▶ _Short problem_
Identify the lines that contain the string "coordinate" and copy all of them.

(Records from a collection of figures)
☆ ☆ ☆ ☆

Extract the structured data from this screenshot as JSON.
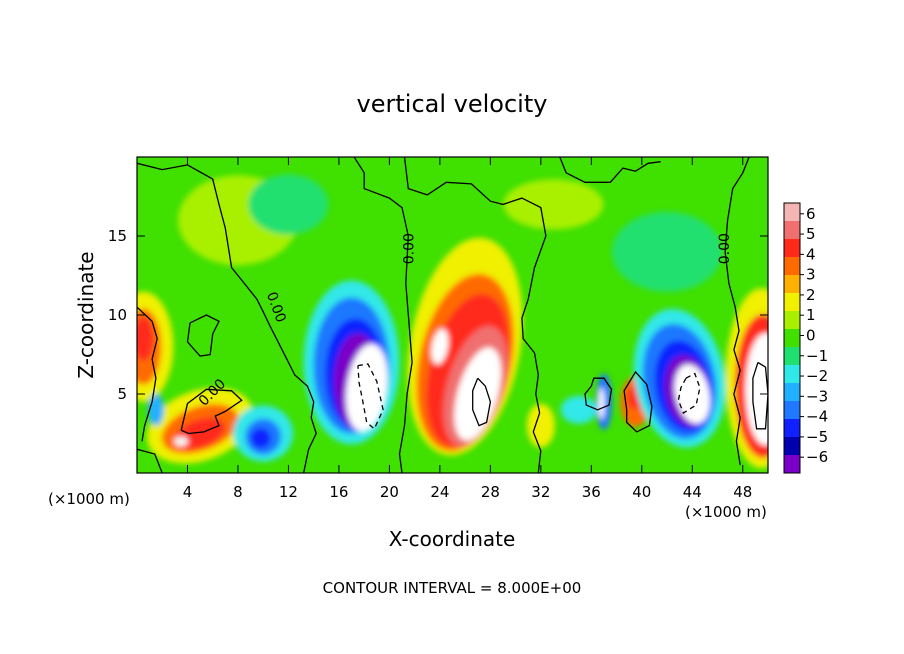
{
  "chart_data": {
    "type": "heatmap",
    "title": "vertical velocity",
    "xlabel": "X-coordinate",
    "ylabel": "Z-coordinate",
    "x_unit": "(×1000 m)",
    "y_unit": "(×1000 m)",
    "footer": "CONTOUR INTERVAL = 8.000E+00",
    "xlim": [
      0,
      50
    ],
    "ylim": [
      0,
      20
    ],
    "x_ticks": [
      4,
      8,
      12,
      16,
      20,
      24,
      28,
      32,
      36,
      40,
      44,
      48
    ],
    "y_ticks": [
      5,
      10,
      15
    ],
    "contour_labels": [
      "0.00",
      "0.00",
      "0.00",
      "0.00"
    ],
    "colorbar": {
      "ticks": [
        "6",
        "5",
        "4",
        "3",
        "2",
        "1",
        "0",
        "−1",
        "−2",
        "−3",
        "−4",
        "−5",
        "−6"
      ],
      "colors": [
        "#f5b5b5",
        "#f07070",
        "#ff2a1a",
        "#ff6a00",
        "#ffb000",
        "#f0f000",
        "#a8f000",
        "#40e000",
        "#20e070",
        "#30e8e8",
        "#20b0ff",
        "#1f78ff",
        "#1020ff",
        "#0000b0",
        "#7a00c8"
      ]
    },
    "features": [
      {
        "kind": "updraft",
        "x": 0.5,
        "z": 8,
        "strength": 5
      },
      {
        "kind": "updraft",
        "x": 5,
        "z": 2.5,
        "strength": 6
      },
      {
        "kind": "updraft",
        "x": 26,
        "z": 6,
        "strength": 6
      },
      {
        "kind": "updraft",
        "x": 49,
        "z": 5,
        "strength": 6
      },
      {
        "kind": "downdraft",
        "x": 17,
        "z": 6.5,
        "strength": -6
      },
      {
        "kind": "downdraft",
        "x": 10,
        "z": 2.5,
        "strength": -4
      },
      {
        "kind": "downdraft",
        "x": 43,
        "z": 5.5,
        "strength": -6
      },
      {
        "kind": "downdraft",
        "x": 36.5,
        "z": 4.5,
        "strength": -3
      }
    ]
  }
}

☆ ☆ ☆ ☆

▶ _Task result_
    "xlabel": "X-coordinate",
    "ylabel": "Z-coordinate",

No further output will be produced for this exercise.